(Data entries)

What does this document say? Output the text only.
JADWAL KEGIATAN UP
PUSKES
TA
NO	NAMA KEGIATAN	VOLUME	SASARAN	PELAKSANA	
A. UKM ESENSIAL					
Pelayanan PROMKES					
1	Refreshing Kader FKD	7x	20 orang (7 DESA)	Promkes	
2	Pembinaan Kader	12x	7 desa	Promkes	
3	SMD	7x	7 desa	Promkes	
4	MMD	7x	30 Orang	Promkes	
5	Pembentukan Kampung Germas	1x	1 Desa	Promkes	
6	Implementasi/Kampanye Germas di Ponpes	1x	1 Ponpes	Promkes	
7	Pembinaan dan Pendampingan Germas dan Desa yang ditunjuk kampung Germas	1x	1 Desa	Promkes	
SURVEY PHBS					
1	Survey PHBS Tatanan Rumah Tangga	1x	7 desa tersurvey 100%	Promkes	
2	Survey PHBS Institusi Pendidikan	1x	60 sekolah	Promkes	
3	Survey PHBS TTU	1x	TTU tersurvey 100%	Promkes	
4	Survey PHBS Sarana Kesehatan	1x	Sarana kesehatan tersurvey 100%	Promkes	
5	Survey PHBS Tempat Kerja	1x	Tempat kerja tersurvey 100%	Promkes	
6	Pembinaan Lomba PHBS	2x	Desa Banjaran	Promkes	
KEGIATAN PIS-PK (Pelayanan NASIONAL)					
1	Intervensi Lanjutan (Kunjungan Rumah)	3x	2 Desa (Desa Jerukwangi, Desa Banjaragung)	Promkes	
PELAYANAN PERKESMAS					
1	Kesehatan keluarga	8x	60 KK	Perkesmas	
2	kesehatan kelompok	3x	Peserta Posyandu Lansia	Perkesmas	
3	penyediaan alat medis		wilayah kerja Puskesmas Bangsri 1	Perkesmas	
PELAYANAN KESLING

-- Given exercise --
Repeat the data in its entirety, character for character.

-- Exercise solution --
What does this document say? Output the text only.
JADWAL KEGIATAN UP
PUSKES
TA
NO	NAMA KEGIATAN	VOLUME	SASARAN	PELAKSANA	
A. UKM ESENSIAL					
Pelayanan PROMKES					
1	Refreshing Kader FKD	7x	20 orang (7 DESA)	Promkes	
2	Pembinaan Kader	12x	7 desa	Promkes	
3	SMD	7x	7 desa	Promkes	
4	MMD	7x	30 Orang	Promkes	
5	Pembentukan Kampung Germas	1x	1 Desa	Promkes	
6	Implementasi/Kampanye Germas di Ponpes	1x	1 Ponpes	Promkes	
7	Pembinaan dan Pendampingan Germas dan Desa yang ditunjuk kampung Germas	1x	1 Desa	Promkes	
SURVEY PHBS					
1	Survey PHBS Tatanan Rumah Tangga	1x	7 desa tersurvey 100%	Promkes	
2	Survey PHBS Institusi Pendidikan	1x	60 sekolah	Promkes	
3	Survey PHBS TTU	1x	TTU tersurvey 100%	Promkes	
4	Survey PHBS Sarana Kesehatan	1x	Sarana kesehatan tersurvey 100%	Promkes	
5	Survey PHBS Tempat Kerja	1x	Tempat kerja tersurvey 100%	Promkes	
6	Pembinaan Lomba PHBS	2x	Desa Banjaran	Promkes	
KEGIATAN PIS-PK (Pelayanan NASIONAL)					
1	Intervensi Lanjutan (Kunjungan Rumah)	3x	2 Desa (Desa Jerukwangi, Desa Banjaragung)	Promkes	
PELAYANAN PERKESMAS					
1	Kesehatan keluarga	8x	60 KK	Perkesmas	
2	kesehatan kelompok	3x	Peserta Posyandu Lansia	Perkesmas	
3	penyediaan alat medis		wilayah kerja Puskesmas Bangsri 1	Perkesmas	
PELAYANAN KESLING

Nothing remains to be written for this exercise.